Исходный текст:
——

Таким образом, тайна исповеди - вещь, священная для христиан, переставала существовать. Нечего и говорить, как это повлияло на авторитет православной церкви, к тому же уже полностью, стараниями того же Прокоповича, огосударствленной. Евгений Анисимов справедливо пишет: «Подвиг святого Иоанна Непомука Чешского, который не открыл даже под угрозой мученической смерти исповедальные откровения своей «дщери духовной» (жены короля, которую монарх страшно ревновал) и был подвергнут за это страшной казни - в России представить себе просто невозможно. Священник рассматривался властями как должностное лицо, которое служит государству вместе с другими чиновниками» (а разве не так было в недавние советские времена, и разве не так сейчас в России, и не только в России? Традиции Феофана Прокоповича живут!).

——

Данные о положении элементов:
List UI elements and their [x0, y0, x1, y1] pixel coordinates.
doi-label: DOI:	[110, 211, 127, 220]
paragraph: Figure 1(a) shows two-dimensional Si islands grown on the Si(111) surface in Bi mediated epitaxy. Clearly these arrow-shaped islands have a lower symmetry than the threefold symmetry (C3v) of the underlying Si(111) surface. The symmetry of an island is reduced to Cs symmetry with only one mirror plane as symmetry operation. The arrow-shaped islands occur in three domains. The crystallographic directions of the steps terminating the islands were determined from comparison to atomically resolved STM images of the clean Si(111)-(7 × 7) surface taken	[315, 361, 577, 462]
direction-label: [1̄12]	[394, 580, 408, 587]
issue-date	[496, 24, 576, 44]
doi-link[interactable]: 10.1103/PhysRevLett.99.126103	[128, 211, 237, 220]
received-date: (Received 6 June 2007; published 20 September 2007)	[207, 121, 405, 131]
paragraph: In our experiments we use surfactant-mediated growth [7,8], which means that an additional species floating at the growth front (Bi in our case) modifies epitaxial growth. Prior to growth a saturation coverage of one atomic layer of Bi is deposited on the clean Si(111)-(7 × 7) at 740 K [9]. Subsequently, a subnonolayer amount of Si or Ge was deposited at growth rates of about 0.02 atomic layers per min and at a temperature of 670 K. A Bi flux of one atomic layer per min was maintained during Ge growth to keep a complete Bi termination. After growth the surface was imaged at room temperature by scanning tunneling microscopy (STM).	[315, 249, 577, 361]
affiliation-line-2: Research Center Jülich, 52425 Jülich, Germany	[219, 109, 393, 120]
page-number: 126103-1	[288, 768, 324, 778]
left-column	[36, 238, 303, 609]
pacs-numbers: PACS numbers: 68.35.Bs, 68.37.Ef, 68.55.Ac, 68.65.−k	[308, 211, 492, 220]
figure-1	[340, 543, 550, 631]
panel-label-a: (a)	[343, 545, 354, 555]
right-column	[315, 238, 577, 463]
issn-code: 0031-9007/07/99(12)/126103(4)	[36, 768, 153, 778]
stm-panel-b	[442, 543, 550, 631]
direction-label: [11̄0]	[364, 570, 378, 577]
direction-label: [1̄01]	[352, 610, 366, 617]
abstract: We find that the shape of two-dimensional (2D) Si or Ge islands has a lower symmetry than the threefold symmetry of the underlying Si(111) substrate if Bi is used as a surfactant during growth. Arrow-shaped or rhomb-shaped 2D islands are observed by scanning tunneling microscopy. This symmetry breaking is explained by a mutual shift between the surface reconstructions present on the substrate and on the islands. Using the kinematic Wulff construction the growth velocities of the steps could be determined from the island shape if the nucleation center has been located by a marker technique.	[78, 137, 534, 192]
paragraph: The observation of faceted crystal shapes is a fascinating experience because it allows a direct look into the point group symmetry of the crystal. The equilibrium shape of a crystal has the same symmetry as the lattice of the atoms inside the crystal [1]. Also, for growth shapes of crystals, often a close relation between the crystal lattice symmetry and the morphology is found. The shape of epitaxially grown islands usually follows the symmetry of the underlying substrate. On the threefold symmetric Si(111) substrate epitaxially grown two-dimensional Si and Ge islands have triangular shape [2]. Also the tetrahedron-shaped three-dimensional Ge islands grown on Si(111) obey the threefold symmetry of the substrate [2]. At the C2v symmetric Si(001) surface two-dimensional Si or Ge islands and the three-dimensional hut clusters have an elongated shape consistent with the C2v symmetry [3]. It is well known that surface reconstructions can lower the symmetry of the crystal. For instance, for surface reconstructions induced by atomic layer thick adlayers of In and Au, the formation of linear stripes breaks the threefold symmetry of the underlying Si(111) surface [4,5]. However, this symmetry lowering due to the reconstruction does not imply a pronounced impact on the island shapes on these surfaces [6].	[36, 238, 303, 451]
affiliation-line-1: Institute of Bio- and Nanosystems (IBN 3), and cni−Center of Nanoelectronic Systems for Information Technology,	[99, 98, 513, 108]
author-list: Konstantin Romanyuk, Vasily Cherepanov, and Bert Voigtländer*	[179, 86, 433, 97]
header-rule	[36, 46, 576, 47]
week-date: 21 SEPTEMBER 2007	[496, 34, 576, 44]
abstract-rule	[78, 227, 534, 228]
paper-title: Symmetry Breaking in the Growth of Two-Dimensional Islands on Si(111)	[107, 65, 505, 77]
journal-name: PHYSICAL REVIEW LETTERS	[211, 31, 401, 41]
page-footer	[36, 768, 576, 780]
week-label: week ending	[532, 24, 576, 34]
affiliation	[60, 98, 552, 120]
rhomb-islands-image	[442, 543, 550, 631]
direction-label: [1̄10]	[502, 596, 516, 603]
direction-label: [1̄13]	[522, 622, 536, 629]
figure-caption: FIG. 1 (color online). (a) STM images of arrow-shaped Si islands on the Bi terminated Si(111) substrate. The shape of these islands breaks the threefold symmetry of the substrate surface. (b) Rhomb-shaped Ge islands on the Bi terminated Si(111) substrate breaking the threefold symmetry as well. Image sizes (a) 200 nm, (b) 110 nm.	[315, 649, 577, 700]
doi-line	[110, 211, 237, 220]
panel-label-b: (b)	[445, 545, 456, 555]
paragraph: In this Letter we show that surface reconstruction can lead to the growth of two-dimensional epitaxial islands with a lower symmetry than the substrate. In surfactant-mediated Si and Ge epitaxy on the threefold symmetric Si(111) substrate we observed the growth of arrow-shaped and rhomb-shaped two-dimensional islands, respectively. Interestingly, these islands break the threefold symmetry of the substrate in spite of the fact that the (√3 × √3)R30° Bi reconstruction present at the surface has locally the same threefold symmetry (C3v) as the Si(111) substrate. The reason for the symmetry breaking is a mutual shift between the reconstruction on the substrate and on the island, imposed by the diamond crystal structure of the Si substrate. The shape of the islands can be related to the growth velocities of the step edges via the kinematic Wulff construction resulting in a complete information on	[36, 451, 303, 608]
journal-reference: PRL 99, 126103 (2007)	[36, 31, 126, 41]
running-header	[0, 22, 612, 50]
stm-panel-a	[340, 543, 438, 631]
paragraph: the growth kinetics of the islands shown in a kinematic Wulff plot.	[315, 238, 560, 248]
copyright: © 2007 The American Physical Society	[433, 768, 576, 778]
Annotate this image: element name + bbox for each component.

——

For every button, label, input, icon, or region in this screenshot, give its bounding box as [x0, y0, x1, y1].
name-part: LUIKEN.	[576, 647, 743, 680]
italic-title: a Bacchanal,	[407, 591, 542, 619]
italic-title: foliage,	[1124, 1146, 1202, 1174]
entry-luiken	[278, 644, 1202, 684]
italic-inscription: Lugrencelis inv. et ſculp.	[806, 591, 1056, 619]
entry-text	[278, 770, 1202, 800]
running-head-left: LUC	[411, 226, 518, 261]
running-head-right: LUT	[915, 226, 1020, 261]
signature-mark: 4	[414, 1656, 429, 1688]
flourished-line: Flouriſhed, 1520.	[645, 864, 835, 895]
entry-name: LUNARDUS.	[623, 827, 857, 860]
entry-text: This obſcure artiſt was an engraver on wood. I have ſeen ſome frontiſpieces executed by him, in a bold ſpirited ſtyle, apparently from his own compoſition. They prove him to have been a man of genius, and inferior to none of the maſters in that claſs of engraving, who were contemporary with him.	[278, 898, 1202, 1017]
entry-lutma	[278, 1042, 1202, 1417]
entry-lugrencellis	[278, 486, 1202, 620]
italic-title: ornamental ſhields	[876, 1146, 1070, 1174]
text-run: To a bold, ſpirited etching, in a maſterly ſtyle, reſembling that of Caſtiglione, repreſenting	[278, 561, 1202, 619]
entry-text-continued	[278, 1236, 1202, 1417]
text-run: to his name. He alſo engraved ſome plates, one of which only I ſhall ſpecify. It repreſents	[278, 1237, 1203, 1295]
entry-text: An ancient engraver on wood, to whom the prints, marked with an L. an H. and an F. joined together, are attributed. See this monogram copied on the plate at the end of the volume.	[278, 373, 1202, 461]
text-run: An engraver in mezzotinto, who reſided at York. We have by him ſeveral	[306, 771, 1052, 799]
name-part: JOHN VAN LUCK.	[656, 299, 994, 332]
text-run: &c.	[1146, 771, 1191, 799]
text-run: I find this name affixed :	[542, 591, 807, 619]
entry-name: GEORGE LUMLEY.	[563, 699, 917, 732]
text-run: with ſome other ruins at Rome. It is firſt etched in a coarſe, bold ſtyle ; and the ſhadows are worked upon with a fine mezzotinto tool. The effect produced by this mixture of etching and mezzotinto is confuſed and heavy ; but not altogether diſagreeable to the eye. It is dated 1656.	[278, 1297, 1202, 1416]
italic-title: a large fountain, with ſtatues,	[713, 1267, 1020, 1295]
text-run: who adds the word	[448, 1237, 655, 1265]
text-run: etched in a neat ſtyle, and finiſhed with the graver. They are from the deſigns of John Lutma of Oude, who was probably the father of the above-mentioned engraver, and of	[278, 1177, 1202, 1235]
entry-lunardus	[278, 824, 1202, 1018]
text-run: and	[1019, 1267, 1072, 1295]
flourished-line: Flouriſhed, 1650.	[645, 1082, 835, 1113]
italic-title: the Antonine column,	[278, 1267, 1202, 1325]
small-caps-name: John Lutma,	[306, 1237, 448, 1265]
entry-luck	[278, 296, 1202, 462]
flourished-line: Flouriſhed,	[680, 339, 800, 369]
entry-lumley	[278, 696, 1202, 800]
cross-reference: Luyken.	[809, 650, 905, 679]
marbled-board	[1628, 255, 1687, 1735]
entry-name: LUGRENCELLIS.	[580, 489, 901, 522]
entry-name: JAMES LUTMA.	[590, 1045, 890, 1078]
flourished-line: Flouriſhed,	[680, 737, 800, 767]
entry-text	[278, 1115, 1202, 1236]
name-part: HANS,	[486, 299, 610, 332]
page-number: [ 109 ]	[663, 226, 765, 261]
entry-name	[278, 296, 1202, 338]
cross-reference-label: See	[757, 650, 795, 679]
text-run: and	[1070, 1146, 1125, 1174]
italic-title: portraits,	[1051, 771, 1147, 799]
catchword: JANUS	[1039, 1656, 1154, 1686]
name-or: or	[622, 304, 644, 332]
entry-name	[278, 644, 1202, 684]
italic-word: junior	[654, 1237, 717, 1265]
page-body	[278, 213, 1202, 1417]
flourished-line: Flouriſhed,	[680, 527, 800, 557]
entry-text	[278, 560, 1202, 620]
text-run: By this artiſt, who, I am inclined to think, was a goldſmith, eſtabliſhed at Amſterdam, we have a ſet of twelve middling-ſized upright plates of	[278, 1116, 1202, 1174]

——

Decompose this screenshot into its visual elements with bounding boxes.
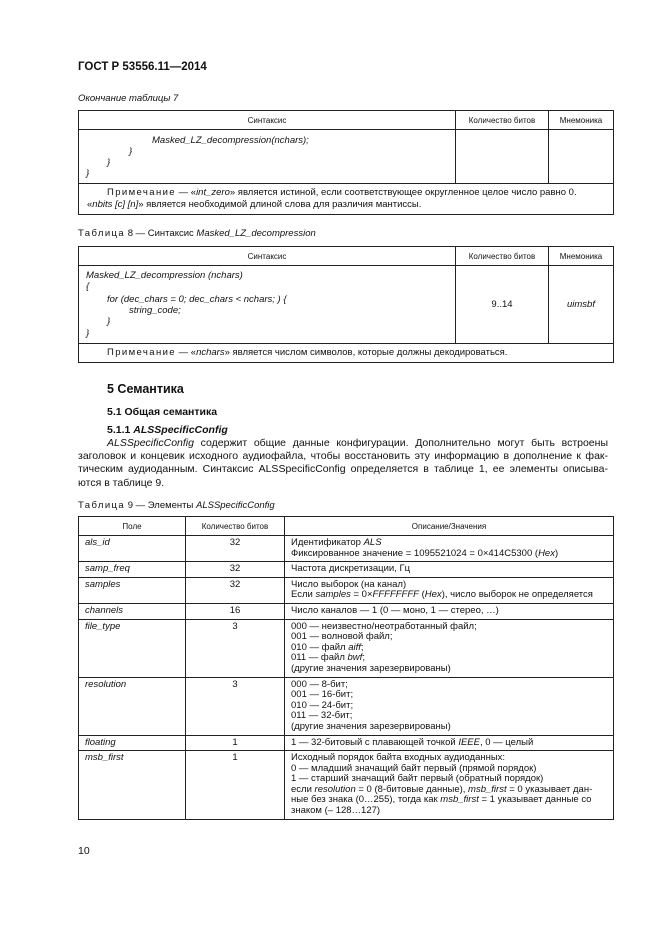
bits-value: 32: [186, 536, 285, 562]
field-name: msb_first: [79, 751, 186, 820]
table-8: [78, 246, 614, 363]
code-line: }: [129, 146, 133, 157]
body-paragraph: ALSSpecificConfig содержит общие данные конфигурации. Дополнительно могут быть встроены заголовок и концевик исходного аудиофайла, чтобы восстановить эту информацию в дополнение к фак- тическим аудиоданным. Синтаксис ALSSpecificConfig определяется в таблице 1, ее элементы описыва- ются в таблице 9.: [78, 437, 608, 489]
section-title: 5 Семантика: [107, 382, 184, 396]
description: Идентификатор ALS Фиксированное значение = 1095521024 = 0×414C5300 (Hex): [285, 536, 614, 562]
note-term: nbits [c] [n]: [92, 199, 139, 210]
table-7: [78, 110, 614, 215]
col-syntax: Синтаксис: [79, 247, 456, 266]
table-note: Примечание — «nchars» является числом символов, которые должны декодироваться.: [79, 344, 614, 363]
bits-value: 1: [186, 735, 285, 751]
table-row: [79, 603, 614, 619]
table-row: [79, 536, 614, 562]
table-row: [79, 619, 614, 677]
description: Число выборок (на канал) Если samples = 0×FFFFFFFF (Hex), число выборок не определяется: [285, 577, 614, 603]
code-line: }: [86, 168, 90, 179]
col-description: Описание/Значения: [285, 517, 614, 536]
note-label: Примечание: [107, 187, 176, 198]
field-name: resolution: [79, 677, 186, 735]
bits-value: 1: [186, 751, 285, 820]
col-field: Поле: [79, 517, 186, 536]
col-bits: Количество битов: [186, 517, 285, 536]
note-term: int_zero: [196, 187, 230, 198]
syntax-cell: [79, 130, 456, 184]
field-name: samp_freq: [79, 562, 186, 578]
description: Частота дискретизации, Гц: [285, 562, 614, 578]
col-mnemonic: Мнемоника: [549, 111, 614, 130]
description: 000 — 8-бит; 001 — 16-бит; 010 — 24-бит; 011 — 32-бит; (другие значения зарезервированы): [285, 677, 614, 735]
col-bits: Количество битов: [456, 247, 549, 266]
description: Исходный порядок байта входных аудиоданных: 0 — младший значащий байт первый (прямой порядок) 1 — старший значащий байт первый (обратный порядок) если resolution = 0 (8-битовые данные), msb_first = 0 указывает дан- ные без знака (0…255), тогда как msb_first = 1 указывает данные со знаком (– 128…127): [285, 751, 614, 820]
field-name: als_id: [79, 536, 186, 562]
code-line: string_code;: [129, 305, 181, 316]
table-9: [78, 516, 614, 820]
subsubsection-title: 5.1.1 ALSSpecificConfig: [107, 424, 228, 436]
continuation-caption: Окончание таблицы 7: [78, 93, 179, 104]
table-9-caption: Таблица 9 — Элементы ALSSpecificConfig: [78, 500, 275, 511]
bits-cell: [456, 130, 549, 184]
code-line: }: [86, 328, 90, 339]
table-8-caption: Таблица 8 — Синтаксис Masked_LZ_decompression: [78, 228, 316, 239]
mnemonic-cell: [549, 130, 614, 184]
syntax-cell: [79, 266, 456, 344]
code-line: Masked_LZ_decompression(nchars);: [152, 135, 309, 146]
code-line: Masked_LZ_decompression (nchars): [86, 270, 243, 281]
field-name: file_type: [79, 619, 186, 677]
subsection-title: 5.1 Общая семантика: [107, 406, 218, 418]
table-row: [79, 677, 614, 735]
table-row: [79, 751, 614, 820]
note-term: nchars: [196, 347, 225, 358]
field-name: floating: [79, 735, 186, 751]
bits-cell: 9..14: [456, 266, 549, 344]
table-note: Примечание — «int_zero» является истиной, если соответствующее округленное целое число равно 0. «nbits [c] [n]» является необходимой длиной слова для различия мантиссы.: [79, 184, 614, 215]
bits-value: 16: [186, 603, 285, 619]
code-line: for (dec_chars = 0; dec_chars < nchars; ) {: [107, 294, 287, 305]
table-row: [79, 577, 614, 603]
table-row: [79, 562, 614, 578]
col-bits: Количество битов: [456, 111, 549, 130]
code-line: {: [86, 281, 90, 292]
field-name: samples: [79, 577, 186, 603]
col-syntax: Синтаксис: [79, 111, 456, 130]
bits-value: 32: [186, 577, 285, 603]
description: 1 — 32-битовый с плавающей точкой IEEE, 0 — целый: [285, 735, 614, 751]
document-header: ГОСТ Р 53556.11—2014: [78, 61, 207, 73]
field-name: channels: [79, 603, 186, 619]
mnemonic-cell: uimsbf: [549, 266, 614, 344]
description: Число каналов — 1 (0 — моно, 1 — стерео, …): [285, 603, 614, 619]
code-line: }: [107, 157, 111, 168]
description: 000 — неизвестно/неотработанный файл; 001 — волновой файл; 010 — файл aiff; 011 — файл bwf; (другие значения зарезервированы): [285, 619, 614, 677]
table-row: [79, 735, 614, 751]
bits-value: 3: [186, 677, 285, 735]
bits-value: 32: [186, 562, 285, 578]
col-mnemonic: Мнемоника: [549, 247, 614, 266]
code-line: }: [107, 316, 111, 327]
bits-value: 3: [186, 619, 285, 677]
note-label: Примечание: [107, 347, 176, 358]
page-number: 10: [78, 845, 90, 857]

——

Задания:
**A.** Как пересказать текст о тайне исповеди в двух предложениях?
**B.** Подхватите текст о тайне исповеди и продолжите его после последнего предложения.
Листинг — это самостоятельный материал.

Ответы к упражнению:
**A.** Тайна исповеди, священная для христиан, переставала существовать, что сказалось на авторитете православной церкви, уже огосударствленной стараниями Прокоповича. Евгений Анисимов пишет, что подвиг Иоанна Непомука, не открывшего исповедь даже под угрозой казни, в России невозможно представить, ведь власти считали священника должностным лицом на службе государства.

**B.**
Далее Е. Анисимов делает вывод: «Священнослужители действовали как помощники следователей: напутствовали обвиняемых в застенках, исповедовали «государственных изменников», а затем подробно отчитывались об этом перед Тайной канцелярией. С деятелями церкви беспощадно расправлялись так же, как и с другими «государевыми рабами». Особого внимания заслуживает такое мнение Евгения Анисимова: «Надменное утверждение некоторых современных российских историков о том, что в России XVII-XVIII веков не было ужасов инквизиции Западной Европы, требует весьма и весьма существенных уточнений. Действительно, церковных судов, подобных инквизиции католической церкви, у нас в России не было. Но их роль образцово выполняли органы политического сыска, которые, как и государство в целом, взяли на себя функции защиты православной веры в ее единственной официальной версии». Добавим к этому: а кем был, собственно, Феофан Прокопович, как не инквизитором высшего ранга? Инквизитором, который в 1720 году прислал царю донос на архимандрита Гедеона, ненавистного своего врага, - и Петр наложил резолюцию: «О нем, Гедеоне, объявить в Синоде, и когда с него тот сан духовный сымут - накрепко пытать». И таких фактов - десятки, сотни...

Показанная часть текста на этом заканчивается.